◆ **PROBLEM STATEMENT**:
For the material that follows, list every line containing the word "Grapes".

begin EXERCISE INPUTS

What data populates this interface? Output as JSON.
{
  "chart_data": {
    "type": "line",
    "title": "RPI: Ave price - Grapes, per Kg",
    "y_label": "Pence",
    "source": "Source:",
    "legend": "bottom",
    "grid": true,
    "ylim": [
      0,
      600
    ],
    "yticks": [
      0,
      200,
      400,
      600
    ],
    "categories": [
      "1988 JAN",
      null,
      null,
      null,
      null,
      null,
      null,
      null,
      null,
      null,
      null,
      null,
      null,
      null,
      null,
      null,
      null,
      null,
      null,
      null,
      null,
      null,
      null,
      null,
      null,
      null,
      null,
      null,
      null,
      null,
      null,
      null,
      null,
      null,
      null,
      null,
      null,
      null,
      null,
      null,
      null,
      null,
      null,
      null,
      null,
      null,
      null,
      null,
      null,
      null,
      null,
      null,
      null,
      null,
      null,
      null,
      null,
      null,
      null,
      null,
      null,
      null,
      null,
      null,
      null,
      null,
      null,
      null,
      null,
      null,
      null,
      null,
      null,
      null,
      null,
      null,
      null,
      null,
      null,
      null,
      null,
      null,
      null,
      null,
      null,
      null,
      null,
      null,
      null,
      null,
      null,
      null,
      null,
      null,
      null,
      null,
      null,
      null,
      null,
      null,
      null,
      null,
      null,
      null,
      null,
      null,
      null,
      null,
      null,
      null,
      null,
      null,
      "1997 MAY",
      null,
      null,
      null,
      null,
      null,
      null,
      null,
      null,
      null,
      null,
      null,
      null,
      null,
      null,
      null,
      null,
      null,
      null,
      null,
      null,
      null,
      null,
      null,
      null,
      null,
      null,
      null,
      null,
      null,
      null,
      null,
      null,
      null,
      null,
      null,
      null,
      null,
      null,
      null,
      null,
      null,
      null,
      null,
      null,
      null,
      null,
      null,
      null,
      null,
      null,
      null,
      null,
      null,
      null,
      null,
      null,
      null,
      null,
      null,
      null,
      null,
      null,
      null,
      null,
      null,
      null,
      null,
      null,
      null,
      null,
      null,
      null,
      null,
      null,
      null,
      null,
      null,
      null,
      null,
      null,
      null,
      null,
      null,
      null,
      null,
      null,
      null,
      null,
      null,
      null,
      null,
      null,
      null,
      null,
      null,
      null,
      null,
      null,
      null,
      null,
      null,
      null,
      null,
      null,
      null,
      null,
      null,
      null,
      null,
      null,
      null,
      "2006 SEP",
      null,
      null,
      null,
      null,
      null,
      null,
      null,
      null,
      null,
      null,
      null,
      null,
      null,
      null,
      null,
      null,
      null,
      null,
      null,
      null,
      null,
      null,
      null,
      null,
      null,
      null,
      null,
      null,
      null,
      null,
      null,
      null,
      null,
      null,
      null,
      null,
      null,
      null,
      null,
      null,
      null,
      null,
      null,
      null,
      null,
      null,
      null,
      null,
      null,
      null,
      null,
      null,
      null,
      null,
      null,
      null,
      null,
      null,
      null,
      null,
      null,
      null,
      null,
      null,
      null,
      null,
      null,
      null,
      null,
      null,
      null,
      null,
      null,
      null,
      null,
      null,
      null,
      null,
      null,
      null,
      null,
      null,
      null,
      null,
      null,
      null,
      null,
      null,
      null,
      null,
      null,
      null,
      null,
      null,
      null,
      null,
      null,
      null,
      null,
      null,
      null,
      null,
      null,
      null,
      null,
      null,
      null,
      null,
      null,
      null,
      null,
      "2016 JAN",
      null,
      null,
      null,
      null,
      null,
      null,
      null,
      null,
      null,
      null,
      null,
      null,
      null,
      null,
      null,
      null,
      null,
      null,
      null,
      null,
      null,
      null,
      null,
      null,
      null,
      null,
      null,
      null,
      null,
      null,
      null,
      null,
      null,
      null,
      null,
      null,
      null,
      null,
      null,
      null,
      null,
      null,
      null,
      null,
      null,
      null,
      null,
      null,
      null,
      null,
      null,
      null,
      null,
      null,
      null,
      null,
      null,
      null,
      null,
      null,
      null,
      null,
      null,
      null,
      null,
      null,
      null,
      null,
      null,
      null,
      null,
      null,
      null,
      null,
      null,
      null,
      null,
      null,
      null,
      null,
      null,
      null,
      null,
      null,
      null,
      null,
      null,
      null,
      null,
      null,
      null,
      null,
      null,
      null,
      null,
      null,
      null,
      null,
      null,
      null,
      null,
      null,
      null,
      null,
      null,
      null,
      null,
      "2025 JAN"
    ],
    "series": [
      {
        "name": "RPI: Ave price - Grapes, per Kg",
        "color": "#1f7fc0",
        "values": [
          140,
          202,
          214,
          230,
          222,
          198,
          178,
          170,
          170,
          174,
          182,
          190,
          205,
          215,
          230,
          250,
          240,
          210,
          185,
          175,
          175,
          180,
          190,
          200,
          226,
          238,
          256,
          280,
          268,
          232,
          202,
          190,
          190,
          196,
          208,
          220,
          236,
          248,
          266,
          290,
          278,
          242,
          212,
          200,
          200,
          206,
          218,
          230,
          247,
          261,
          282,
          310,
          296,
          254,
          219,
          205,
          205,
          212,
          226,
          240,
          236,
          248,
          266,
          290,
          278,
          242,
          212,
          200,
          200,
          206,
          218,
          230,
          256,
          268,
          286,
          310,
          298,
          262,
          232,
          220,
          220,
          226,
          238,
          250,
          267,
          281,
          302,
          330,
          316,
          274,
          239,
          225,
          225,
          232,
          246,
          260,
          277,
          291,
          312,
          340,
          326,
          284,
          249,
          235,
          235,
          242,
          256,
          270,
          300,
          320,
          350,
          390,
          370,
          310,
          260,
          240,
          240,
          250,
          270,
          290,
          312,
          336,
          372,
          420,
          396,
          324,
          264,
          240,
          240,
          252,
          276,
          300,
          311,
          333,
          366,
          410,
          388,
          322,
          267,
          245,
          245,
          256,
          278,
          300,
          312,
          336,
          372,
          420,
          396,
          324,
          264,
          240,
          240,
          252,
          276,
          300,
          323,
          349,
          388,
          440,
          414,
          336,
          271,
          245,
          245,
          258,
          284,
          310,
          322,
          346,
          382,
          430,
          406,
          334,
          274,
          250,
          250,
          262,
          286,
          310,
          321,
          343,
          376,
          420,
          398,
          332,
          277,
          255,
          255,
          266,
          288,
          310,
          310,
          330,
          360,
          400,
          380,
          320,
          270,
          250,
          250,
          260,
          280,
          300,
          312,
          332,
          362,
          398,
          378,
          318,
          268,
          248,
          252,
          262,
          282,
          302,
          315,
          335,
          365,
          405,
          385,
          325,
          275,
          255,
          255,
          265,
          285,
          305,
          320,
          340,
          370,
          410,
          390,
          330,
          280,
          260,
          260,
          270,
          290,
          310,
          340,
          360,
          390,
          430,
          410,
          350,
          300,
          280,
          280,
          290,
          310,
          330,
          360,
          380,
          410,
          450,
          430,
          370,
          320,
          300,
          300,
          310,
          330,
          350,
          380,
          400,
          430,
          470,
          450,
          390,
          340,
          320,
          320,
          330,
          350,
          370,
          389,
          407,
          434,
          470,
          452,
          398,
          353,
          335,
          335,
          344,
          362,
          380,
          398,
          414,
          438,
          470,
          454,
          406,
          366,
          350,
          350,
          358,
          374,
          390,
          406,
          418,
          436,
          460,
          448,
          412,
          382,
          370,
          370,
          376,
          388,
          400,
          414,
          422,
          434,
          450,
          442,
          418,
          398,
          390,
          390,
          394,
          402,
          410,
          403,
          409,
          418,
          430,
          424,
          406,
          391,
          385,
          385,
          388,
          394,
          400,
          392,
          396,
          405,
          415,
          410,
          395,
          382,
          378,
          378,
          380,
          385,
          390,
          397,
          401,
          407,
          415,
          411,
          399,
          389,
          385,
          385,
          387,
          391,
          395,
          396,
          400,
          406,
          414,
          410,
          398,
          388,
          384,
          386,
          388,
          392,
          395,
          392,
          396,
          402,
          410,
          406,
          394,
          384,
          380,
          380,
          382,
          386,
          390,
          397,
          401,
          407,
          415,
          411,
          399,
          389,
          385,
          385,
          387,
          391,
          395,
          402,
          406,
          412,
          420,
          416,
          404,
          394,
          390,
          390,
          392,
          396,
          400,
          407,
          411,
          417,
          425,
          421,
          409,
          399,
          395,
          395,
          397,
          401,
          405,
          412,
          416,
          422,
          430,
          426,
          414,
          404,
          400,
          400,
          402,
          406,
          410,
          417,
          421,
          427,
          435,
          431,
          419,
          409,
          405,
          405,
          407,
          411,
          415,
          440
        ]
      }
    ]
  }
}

end EXERCISE INPUTS

◆ **RESPONSE**:
    "title": "RPI: Ave price - Grapes, per Kg",
        "name": "RPI: Ave price - Grapes, per Kg",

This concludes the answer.